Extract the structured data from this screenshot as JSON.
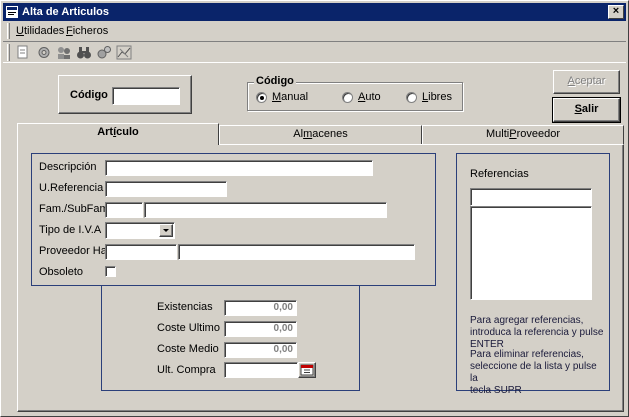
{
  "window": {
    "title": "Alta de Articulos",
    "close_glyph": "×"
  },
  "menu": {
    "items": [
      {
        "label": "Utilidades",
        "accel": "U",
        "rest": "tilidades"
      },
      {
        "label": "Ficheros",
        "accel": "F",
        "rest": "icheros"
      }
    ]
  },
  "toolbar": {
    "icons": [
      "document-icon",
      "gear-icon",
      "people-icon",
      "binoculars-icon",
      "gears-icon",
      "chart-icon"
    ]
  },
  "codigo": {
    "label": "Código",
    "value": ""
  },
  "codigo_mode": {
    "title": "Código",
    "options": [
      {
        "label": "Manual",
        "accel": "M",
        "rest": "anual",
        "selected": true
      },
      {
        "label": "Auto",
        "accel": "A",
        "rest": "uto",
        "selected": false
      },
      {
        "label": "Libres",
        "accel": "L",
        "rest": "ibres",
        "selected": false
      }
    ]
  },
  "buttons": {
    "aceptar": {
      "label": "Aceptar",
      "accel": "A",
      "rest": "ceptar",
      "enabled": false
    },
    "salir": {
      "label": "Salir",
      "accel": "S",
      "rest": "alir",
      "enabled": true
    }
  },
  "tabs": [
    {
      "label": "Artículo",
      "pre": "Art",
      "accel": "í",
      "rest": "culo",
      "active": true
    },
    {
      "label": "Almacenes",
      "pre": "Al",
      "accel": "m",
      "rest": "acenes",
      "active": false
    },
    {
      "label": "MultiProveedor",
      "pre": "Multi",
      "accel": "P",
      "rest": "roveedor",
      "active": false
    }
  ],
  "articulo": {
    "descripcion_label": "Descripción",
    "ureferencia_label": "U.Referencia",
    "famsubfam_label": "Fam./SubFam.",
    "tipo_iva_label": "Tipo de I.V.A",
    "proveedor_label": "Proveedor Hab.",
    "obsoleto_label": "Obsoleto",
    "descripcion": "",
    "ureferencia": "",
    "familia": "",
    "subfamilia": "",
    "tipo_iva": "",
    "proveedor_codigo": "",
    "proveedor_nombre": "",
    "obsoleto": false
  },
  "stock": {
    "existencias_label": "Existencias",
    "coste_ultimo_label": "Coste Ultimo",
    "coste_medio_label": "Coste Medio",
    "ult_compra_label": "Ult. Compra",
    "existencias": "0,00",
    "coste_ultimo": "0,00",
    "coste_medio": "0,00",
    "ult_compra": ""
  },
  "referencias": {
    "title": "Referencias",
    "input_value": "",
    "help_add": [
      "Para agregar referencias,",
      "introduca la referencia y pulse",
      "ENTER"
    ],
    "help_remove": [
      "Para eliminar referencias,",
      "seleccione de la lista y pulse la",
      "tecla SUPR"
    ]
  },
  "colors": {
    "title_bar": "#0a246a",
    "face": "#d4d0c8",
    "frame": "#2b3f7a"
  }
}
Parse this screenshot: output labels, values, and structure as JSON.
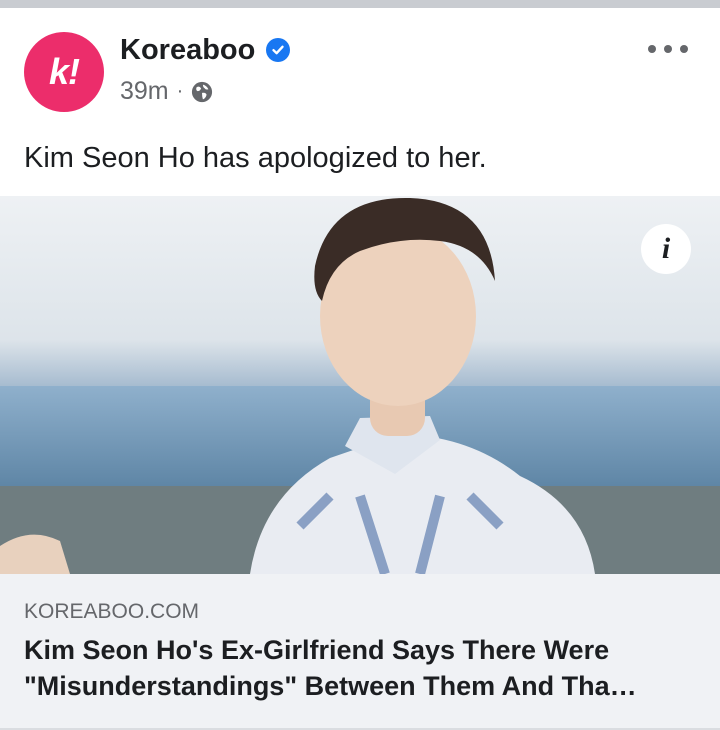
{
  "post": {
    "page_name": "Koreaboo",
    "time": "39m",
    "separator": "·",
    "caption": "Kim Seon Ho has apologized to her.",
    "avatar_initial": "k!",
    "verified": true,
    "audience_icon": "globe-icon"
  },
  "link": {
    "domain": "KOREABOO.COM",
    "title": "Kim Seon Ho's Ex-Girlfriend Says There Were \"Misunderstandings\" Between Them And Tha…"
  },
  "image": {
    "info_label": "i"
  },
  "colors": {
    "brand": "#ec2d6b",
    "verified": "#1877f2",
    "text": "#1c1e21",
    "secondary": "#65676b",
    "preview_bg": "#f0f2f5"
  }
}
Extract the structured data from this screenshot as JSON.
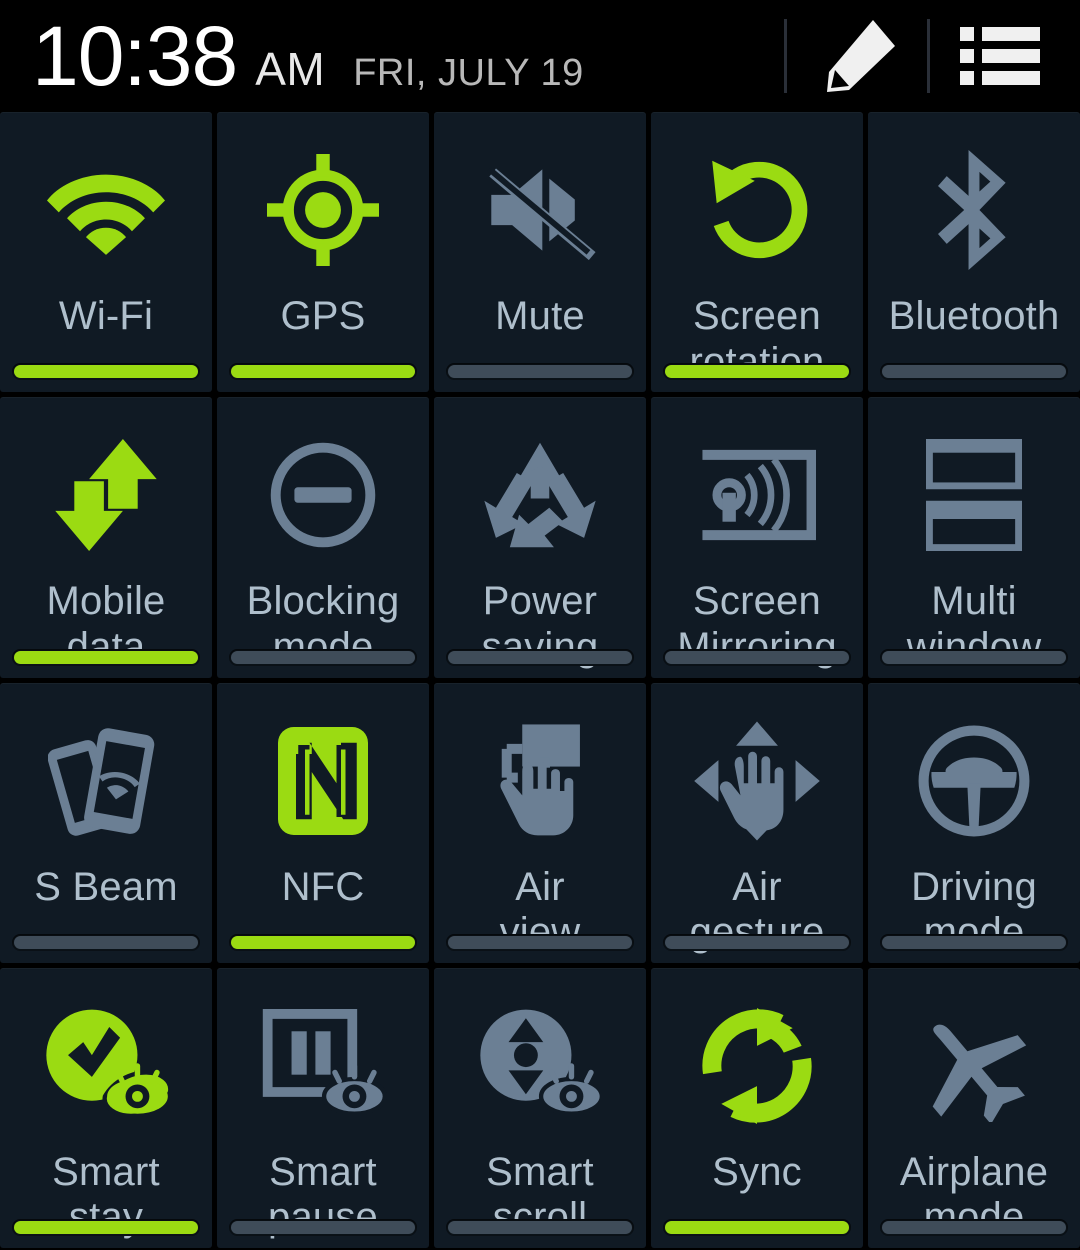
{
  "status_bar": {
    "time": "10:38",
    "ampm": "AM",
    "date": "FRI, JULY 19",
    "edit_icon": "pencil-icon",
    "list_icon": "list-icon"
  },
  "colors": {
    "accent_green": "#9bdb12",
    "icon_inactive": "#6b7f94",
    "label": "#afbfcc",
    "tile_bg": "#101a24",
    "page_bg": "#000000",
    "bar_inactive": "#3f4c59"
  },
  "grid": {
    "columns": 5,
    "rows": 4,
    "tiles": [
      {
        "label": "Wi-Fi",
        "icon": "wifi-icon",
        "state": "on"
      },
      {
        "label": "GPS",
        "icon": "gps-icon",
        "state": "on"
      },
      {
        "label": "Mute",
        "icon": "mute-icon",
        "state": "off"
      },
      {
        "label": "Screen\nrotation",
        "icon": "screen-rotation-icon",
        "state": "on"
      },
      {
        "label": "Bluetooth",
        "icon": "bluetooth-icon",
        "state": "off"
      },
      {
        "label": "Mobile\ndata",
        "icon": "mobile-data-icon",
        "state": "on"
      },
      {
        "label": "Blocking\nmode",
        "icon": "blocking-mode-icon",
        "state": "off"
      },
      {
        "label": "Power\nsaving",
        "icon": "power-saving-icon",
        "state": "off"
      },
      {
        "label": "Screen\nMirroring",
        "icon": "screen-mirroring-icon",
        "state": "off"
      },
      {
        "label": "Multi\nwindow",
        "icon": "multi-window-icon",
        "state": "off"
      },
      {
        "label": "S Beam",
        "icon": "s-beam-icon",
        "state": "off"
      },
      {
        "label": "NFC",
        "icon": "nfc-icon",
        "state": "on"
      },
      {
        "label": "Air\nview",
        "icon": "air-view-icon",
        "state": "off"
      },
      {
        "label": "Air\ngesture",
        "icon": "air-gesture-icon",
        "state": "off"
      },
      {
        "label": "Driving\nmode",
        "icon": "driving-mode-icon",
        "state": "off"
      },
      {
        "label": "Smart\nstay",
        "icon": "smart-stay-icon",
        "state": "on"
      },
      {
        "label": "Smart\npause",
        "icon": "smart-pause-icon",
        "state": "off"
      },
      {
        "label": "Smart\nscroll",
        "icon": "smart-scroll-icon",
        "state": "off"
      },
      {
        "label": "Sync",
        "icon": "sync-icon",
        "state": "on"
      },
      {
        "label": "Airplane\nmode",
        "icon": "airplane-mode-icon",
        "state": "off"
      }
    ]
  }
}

▸ BRIEF:
Go through the listing above and pull out each line containing the word "accel".

▸ RESPONSE TO THE TASK:
        "accel": "U",
        "accel": "F",
        "accel": "M",
        "accel": "A",
        "accel": "L",
      "accel": "A",
      "accel": "S",
      "accel": "í",
      "accel": "m",
      "accel": "P",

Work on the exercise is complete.